What you have to do
A bare count is the expected answer, namely the number of lines in the records that have the word "Margen".

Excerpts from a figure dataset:
= Beginning of Section =

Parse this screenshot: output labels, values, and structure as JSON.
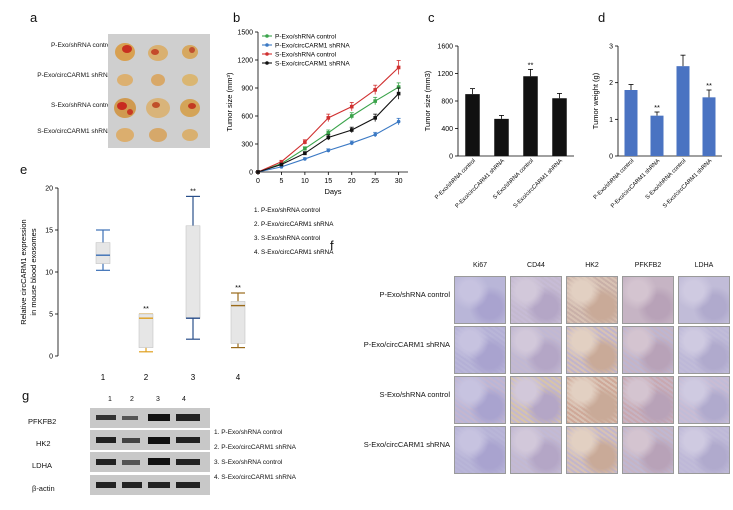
{
  "panels": {
    "a": {
      "letter": "a",
      "rows": [
        "P-Exo/shRNA control",
        "P-Exo/circCARM1 shRNA",
        "S-Exo/shRNA control",
        "S-Exo/circCARM1 shRNA"
      ]
    },
    "b": {
      "letter": "b",
      "chart_data": {
        "type": "line",
        "xlabel": "Days",
        "ylabel": "Tumor size (mm³)",
        "x": [
          0,
          5,
          10,
          15,
          20,
          25,
          30
        ],
        "xlim": [
          0,
          32
        ],
        "ylim": [
          0,
          1500
        ],
        "yticks": [
          0,
          300,
          600,
          900,
          1200,
          1500
        ],
        "series": [
          {
            "name": "P-Exo/shRNA control",
            "color": "#3aa34a",
            "values": [
              0,
              90,
              250,
              420,
              600,
              760,
              910
            ],
            "err": [
              0,
              8,
              20,
              30,
              35,
              40,
              45
            ]
          },
          {
            "name": "P-Exo/circCARM1 shRNA",
            "color": "#3b79c4",
            "values": [
              0,
              55,
              140,
              230,
              310,
              400,
              540
            ],
            "err": [
              0,
              6,
              12,
              18,
              22,
              25,
              35
            ]
          },
          {
            "name": "S-Exo/shRNA control",
            "color": "#d03030",
            "values": [
              0,
              110,
              320,
              580,
              700,
              880,
              1120
            ],
            "err": [
              0,
              10,
              25,
              40,
              45,
              50,
              75
            ]
          },
          {
            "name": "S-Exo/circCARM1 shRNA",
            "color": "#111111",
            "values": [
              0,
              80,
              200,
              370,
              450,
              580,
              840
            ],
            "err": [
              0,
              8,
              18,
              28,
              30,
              40,
              60
            ]
          }
        ]
      }
    },
    "c": {
      "letter": "c",
      "chart_data": {
        "type": "bar",
        "ylabel": "Tumor size (mm3)",
        "categories": [
          "P-Exo/shRNA control",
          "P-Exo/circCARM1 shRNA",
          "S-Exo/shRNA control",
          "S-Exo/circCARM1 shRNA"
        ],
        "values": [
          900,
          540,
          1160,
          840
        ],
        "err": [
          80,
          50,
          100,
          70
        ],
        "ylim": [
          0,
          1600
        ],
        "yticks": [
          0,
          400,
          800,
          1200,
          1600
        ],
        "annotations": [
          "",
          "",
          "**",
          ""
        ],
        "color": "#111111"
      }
    },
    "d": {
      "letter": "d",
      "chart_data": {
        "type": "bar",
        "ylabel": "Tumor weight (g)",
        "categories": [
          "P-Exo/shRNA control",
          "P-Exo/circCARM1 shRNA",
          "S-Exo/shRNA control",
          "S-Exo/circCARM1 shRNA"
        ],
        "values": [
          1.8,
          1.1,
          2.45,
          1.6
        ],
        "err": [
          0.15,
          0.1,
          0.3,
          0.2
        ],
        "ylim": [
          0,
          3
        ],
        "yticks": [
          0,
          1,
          2,
          3
        ],
        "annotations": [
          "",
          "**",
          "",
          "**"
        ],
        "color": "#4a73c2"
      }
    },
    "e": {
      "letter": "e",
      "chart_data": {
        "type": "box",
        "ylabel_line1": "Relative circCARM1 expression",
        "ylabel_line2": "in mouse blood exosomes",
        "categories": [
          "1",
          "2",
          "3",
          "4"
        ],
        "ylim": [
          0,
          20
        ],
        "yticks": [
          0,
          5,
          10,
          15,
          20
        ],
        "boxes": [
          {
            "min": 10.2,
            "q1": 11,
            "median": 12,
            "q3": 13.5,
            "max": 15,
            "color": "#3b6fb5",
            "annotation": ""
          },
          {
            "min": 0.5,
            "q1": 1,
            "median": 4.5,
            "q3": 5,
            "max": 5,
            "color": "#e0a020",
            "annotation": "**"
          },
          {
            "min": 2,
            "q1": 4.5,
            "median": 4.5,
            "q3": 15.5,
            "max": 19,
            "color": "#2a4f8a",
            "annotation": "**"
          },
          {
            "min": 1,
            "q1": 1.5,
            "median": 6,
            "q3": 6.5,
            "max": 7.5,
            "color": "#9a6a1a",
            "annotation": "**"
          }
        ],
        "legend": [
          "1. P-Exo/shRNA  control",
          "2. P-Exo/circCARM1 shRNA",
          "3. S-Exo/shRNA  control",
          "4. S-Exo/circCARM1 shRNA"
        ]
      }
    },
    "f": {
      "letter": "f",
      "columns": [
        "Ki67",
        "CD44",
        "HK2",
        "PFKFB2",
        "LDHA"
      ],
      "rows": [
        "P-Exo/shRNA control",
        "P-Exo/circCARM1 shRNA",
        "S-Exo/shRNA control",
        "S-Exo/circCARM1 shRNA"
      ]
    },
    "g": {
      "letter": "g",
      "lanes": [
        "1",
        "2",
        "3",
        "4"
      ],
      "proteins": [
        "PFKFB2",
        "HK2",
        "LDHA",
        "β-actin"
      ],
      "legend": [
        "1. P-Exo/shRNA  control",
        "2. P-Exo/circCARM1 shRNA",
        "3. S-Exo/shRNA  control",
        "4. S-Exo/circCARM1 shRNA"
      ]
    }
  }
}
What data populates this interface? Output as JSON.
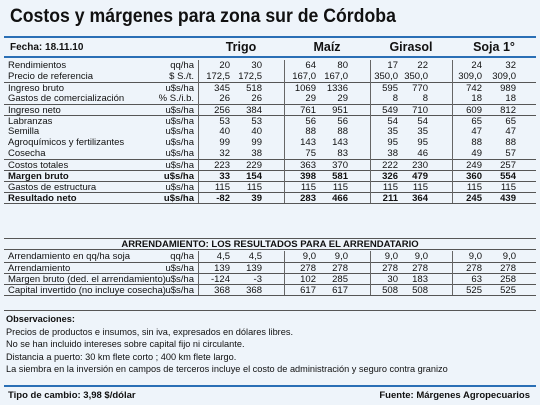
{
  "title": "Costos y márgenes para zona sur de Córdoba",
  "date_label": "Fecha: 18.11.10",
  "crops": [
    "Trigo",
    "Maíz",
    "Girasol",
    "Soja 1°"
  ],
  "rows": [
    {
      "label": "Rendimientos",
      "unit": "qq/ha",
      "values": [
        "20",
        "30",
        "64",
        "80",
        "17",
        "22",
        "24",
        "32"
      ],
      "bold": false
    },
    {
      "label": "Precio de referencia",
      "unit": "$ S./t.",
      "values": [
        "172,5",
        "172,5",
        "167,0",
        "167,0",
        "350,0",
        "350,0",
        "309,0",
        "309,0"
      ],
      "bold": false
    },
    {
      "label": "Ingreso bruto",
      "unit": "u$s/ha",
      "values": [
        "345",
        "518",
        "1069",
        "1336",
        "595",
        "770",
        "742",
        "989"
      ],
      "bold": false
    },
    {
      "label": "Gastos de comercialización",
      "unit": "% S./i.b.",
      "values": [
        "26",
        "26",
        "29",
        "29",
        "8",
        "8",
        "18",
        "18"
      ],
      "bold": false
    },
    {
      "label": "Ingreso neto",
      "unit": "u$s/ha",
      "values": [
        "256",
        "384",
        "761",
        "951",
        "549",
        "710",
        "609",
        "812"
      ],
      "bold": false
    },
    {
      "label": "Labranzas",
      "unit": "u$s/ha",
      "values": [
        "53",
        "53",
        "56",
        "56",
        "54",
        "54",
        "65",
        "65"
      ],
      "bold": false
    },
    {
      "label": "Semilla",
      "unit": "u$s/ha",
      "values": [
        "40",
        "40",
        "88",
        "88",
        "35",
        "35",
        "47",
        "47"
      ],
      "bold": false
    },
    {
      "label": "Agroquímicos y fertilizantes",
      "unit": "u$s/ha",
      "values": [
        "99",
        "99",
        "143",
        "143",
        "95",
        "95",
        "88",
        "88"
      ],
      "bold": false
    },
    {
      "label": "Cosecha",
      "unit": "u$s/ha",
      "values": [
        "32",
        "38",
        "75",
        "83",
        "38",
        "46",
        "49",
        "57"
      ],
      "bold": false
    },
    {
      "label": "Costos totales",
      "unit": "u$s/ha",
      "values": [
        "223",
        "229",
        "363",
        "370",
        "222",
        "230",
        "249",
        "257"
      ],
      "bold": false
    },
    {
      "label": "Margen bruto",
      "unit": "u$s/ha",
      "values": [
        "33",
        "154",
        "398",
        "581",
        "326",
        "479",
        "360",
        "554"
      ],
      "bold": true
    },
    {
      "label": "Gastos de estructura",
      "unit": "u$s/ha",
      "values": [
        "115",
        "115",
        "115",
        "115",
        "115",
        "115",
        "115",
        "115"
      ],
      "bold": false
    },
    {
      "label": "Resultado neto",
      "unit": "u$s/ha",
      "values": [
        "-82",
        "39",
        "283",
        "466",
        "211",
        "364",
        "245",
        "439"
      ],
      "bold": true
    }
  ],
  "arrendamiento_title": "ARRENDAMIENTO: LOS RESULTADOS PARA EL ARRENDATARIO",
  "arr_rows": [
    {
      "label": "Arrendamiento en qq/ha soja",
      "unit": "qq/ha",
      "values": [
        "4,5",
        "4,5",
        "9,0",
        "9,0",
        "9,0",
        "9,0",
        "9,0",
        "9,0"
      ]
    },
    {
      "label": "Arrendamiento",
      "unit": "u$s/ha",
      "values": [
        "139",
        "139",
        "278",
        "278",
        "278",
        "278",
        "278",
        "278"
      ]
    },
    {
      "label": "Margen bruto (ded. el arrendamiento)",
      "unit": "u$s/ha",
      "values": [
        "-124",
        "-3",
        "102",
        "285",
        "30",
        "183",
        "63",
        "258"
      ]
    },
    {
      "label": "Capital invertido (no incluye cosecha)",
      "unit": "u$s/ha",
      "values": [
        "368",
        "368",
        "617",
        "617",
        "508",
        "508",
        "525",
        "525"
      ]
    }
  ],
  "observaciones_title": "Observaciones:",
  "observaciones": [
    "Precios de productos e insumos, sin iva, expresados en dólares libres.",
    "No se han incluido intereses sobre capital fijo ni circulante.",
    "Distancia a puerto: 30 km  flete corto ; 400 km flete largo.",
    "La siembra en la inversión en campos de terceros incluye el costo de administración y seguro contra granizo"
  ],
  "tipo_cambio": "Tipo de cambio: 3,98  $/dólar",
  "fuente": "Fuente: Márgenes Agropecuarios",
  "colors": {
    "background": "#eef4fa",
    "rule": "#2a6fb5"
  }
}
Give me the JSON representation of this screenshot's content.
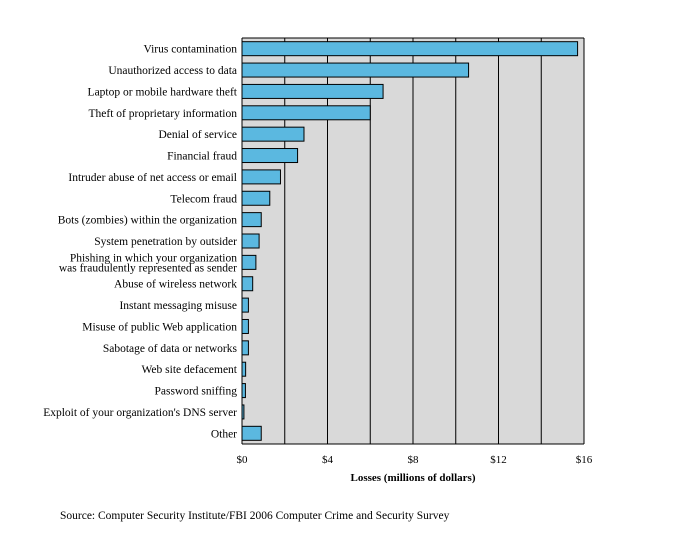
{
  "chart_data": {
    "type": "bar",
    "orientation": "horizontal",
    "categories": [
      "Virus contamination",
      "Unauthorized access to data",
      "Laptop or mobile hardware theft",
      "Theft of proprietary information",
      "Denial of service",
      "Financial fraud",
      "Intruder abuse of net access or email",
      "Telecom fraud",
      "Bots (zombies) within the organization",
      "System penetration by outsider",
      "Phishing in which your organization\nwas fraudulently represented as sender",
      "Abuse of wireless network",
      "Instant messaging misuse",
      "Misuse of public Web application",
      "Sabotage of data or networks",
      "Web site defacement",
      "Password sniffing",
      "Exploit of your organization's DNS server",
      "Other"
    ],
    "values": [
      15.7,
      10.6,
      6.6,
      6.0,
      2.9,
      2.6,
      1.8,
      1.3,
      0.9,
      0.8,
      0.65,
      0.5,
      0.3,
      0.3,
      0.3,
      0.17,
      0.16,
      0.09,
      0.9
    ],
    "xlabel": "Losses (millions of dollars)",
    "xlim": [
      0,
      16
    ],
    "xticks": [
      0,
      4,
      8,
      12,
      16
    ],
    "xtick_labels": [
      "$0",
      "$4",
      "$8",
      "$12",
      "$16"
    ],
    "grid": true,
    "colors": {
      "bar": "#5bb8e0",
      "background": "#d9d9d9",
      "grid": "#000000"
    }
  },
  "source": "Source: Computer Security Institute/FBI 2006 Computer Crime and Security Survey"
}
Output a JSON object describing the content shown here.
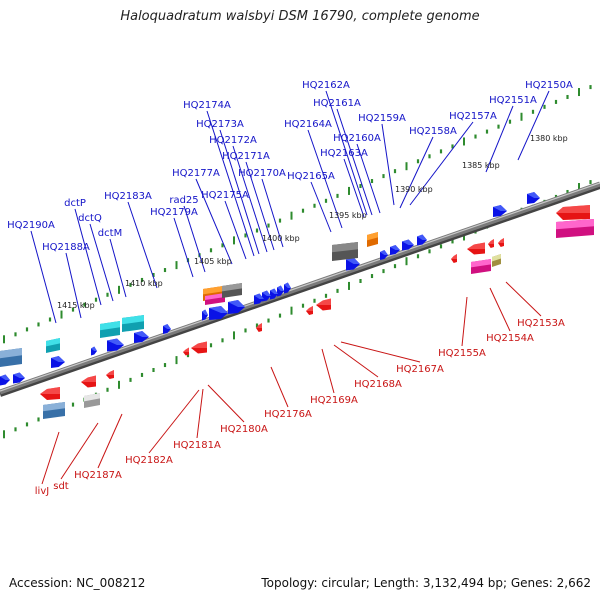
{
  "title": "Haloquadratum walsbyi DSM 16790, complete genome",
  "footer": {
    "accession": "Accession: NC_008212",
    "summary": "Topology: circular; Length: 3,132,494 bp; Genes: 2,662"
  },
  "colors": {
    "backbone": "#7a7a7a",
    "tick": "#2e8b2e",
    "forward_label": "#1414c8",
    "reverse_label": "#c81414",
    "forward_gene": "#0a12e6",
    "reverse_gene": "#e61414"
  },
  "kbp_labels": [
    "1380 kbp",
    "1385 kbp",
    "1390 kbp",
    "1395 kbp",
    "1400 kbp",
    "1405 kbp",
    "1410 kbp",
    "1415 kbp"
  ],
  "forward_labels": [
    "HQ2150A",
    "HQ2151A",
    "HQ2157A",
    "HQ2158A",
    "HQ2159A",
    "HQ2160A",
    "HQ2161A",
    "HQ2162A",
    "HQ2163A",
    "HQ2164A",
    "HQ2165A",
    "HQ2170A",
    "HQ2171A",
    "HQ2172A",
    "HQ2173A",
    "HQ2174A",
    "HQ2175A",
    "HQ2177A",
    "rad25",
    "HQ2179A",
    "HQ2183A",
    "dctP",
    "dctQ",
    "dctM",
    "HQ2188A",
    "HQ2190A"
  ],
  "reverse_labels": [
    "HQ2153A",
    "HQ2154A",
    "HQ2155A",
    "HQ2167A",
    "HQ2168A",
    "HQ2169A",
    "HQ2176A",
    "HQ2180A",
    "HQ2181A",
    "HQ2182A",
    "HQ2187A",
    "sdt",
    "livJ"
  ]
}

= End of Section =

Exercise result
2